--- Start Data supplied ---

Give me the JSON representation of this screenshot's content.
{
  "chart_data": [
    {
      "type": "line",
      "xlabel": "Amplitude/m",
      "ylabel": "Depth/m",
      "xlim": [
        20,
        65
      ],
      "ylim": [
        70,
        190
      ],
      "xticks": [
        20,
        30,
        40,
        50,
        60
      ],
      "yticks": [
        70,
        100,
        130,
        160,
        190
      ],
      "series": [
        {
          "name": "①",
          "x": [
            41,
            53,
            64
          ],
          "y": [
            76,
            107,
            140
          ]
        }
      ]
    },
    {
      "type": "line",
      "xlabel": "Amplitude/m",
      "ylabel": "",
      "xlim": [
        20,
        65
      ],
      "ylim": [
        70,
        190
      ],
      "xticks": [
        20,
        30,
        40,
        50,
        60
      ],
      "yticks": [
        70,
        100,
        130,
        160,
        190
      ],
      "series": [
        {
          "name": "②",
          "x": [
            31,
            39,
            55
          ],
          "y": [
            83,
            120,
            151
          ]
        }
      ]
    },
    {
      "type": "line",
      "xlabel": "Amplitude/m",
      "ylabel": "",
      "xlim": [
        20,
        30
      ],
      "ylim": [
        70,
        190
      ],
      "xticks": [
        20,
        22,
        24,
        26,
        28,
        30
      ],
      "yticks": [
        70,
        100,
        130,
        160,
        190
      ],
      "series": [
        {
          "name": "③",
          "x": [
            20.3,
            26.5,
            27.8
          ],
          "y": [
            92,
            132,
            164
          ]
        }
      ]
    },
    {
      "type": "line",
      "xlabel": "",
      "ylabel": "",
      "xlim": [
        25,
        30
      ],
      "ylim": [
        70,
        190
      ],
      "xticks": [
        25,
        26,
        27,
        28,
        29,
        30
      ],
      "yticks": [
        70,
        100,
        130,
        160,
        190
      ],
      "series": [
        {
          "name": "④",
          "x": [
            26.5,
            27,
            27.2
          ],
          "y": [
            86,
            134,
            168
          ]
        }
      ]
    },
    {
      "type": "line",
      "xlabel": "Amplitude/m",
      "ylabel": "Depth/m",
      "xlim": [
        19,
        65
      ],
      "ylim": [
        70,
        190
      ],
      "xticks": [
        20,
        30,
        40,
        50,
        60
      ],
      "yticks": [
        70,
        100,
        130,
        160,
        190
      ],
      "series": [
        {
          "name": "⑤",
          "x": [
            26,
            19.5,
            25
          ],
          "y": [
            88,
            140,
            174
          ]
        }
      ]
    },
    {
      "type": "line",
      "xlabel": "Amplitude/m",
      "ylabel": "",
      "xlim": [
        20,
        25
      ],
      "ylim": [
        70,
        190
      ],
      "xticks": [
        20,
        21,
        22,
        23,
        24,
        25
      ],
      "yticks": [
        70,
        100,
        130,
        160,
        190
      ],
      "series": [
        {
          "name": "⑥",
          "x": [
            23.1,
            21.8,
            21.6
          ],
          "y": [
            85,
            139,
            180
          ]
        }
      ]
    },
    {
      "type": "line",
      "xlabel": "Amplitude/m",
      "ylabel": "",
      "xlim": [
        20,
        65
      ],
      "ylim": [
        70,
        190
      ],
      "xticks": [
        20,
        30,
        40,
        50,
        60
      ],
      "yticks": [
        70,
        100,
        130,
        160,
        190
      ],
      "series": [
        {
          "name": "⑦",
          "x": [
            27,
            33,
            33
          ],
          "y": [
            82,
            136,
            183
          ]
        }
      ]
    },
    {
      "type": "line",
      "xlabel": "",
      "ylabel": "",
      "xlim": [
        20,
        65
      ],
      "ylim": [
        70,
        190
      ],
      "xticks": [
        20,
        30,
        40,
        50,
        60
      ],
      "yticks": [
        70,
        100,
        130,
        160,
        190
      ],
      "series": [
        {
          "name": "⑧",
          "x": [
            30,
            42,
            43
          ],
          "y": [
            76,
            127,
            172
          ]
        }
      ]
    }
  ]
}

--- End Data supplied ---

- _Goal_: Return each line among the entries that holds the word "name".

- _In response_:
          "name": "①",
          "name": "②",
          "name": "③",
          "name": "④",
          "name": "⑤",
          "name": "⑥",
          "name": "⑦",
          "name": "⑧",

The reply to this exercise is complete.